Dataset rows
....
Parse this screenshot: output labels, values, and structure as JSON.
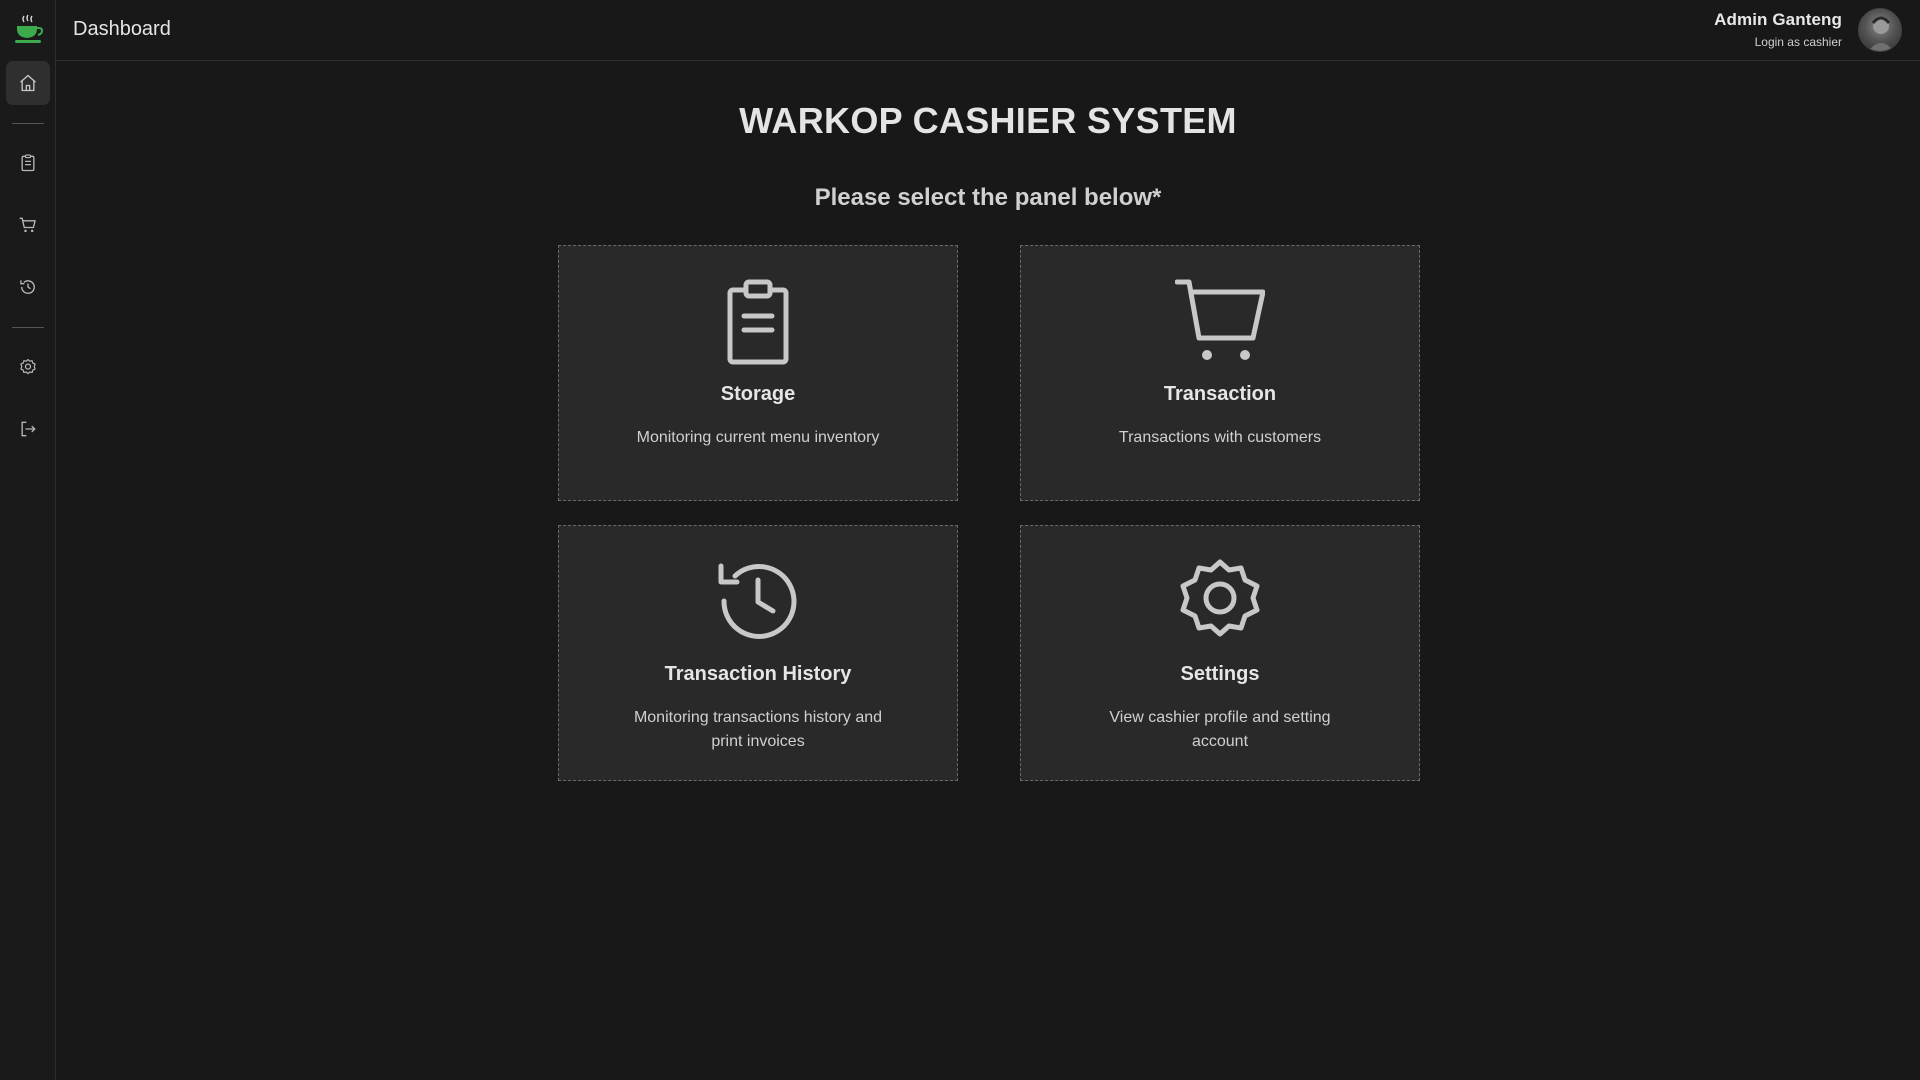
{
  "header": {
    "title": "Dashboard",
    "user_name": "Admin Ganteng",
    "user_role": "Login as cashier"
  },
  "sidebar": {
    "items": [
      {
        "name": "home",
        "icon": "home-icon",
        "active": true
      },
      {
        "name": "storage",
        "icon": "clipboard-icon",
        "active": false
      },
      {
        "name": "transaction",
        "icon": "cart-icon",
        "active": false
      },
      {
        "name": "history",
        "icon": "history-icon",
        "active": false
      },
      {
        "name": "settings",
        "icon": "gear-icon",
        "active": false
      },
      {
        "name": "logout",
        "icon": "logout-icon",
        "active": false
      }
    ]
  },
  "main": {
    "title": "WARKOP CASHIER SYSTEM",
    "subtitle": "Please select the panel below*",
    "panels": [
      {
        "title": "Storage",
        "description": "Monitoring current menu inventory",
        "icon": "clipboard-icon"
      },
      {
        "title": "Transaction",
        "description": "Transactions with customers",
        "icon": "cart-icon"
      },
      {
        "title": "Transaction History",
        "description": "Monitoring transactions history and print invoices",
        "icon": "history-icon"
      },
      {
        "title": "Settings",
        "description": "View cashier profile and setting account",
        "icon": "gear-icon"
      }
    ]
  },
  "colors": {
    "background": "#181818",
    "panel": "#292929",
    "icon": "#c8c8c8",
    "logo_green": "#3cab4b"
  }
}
....
- SHORT EXERCISE: Excluding the pictures, restate the records above word for word.

- RESULT OF THE TASK:
Parse this screenshot: output labels, values, and structure as JSON.
{
  "header": {
    "title": "Dashboard",
    "user_name": "Admin Ganteng",
    "user_role": "Login as cashier"
  },
  "sidebar": {
    "items": [
      {
        "name": "home",
        "icon": "home-icon",
        "active": true
      },
      {
        "name": "storage",
        "icon": "clipboard-icon",
        "active": false
      },
      {
        "name": "transaction",
        "icon": "cart-icon",
        "active": false
      },
      {
        "name": "history",
        "icon": "history-icon",
        "active": false
      },
      {
        "name": "settings",
        "icon": "gear-icon",
        "active": false
      },
      {
        "name": "logout",
        "icon": "logout-icon",
        "active": false
      }
    ]
  },
  "main": {
    "title": "WARKOP CASHIER SYSTEM",
    "subtitle": "Please select the panel below*",
    "panels": [
      {
        "title": "Storage",
        "description": "Monitoring current menu inventory",
        "icon": "clipboard-icon"
      },
      {
        "title": "Transaction",
        "description": "Transactions with customers",
        "icon": "cart-icon"
      },
      {
        "title": "Transaction History",
        "description": "Monitoring transactions history and print invoices",
        "icon": "history-icon"
      },
      {
        "title": "Settings",
        "description": "View cashier profile and setting account",
        "icon": "gear-icon"
      }
    ]
  },
  "colors": {
    "background": "#181818",
    "panel": "#292929",
    "icon": "#c8c8c8",
    "logo_green": "#3cab4b"
  }
}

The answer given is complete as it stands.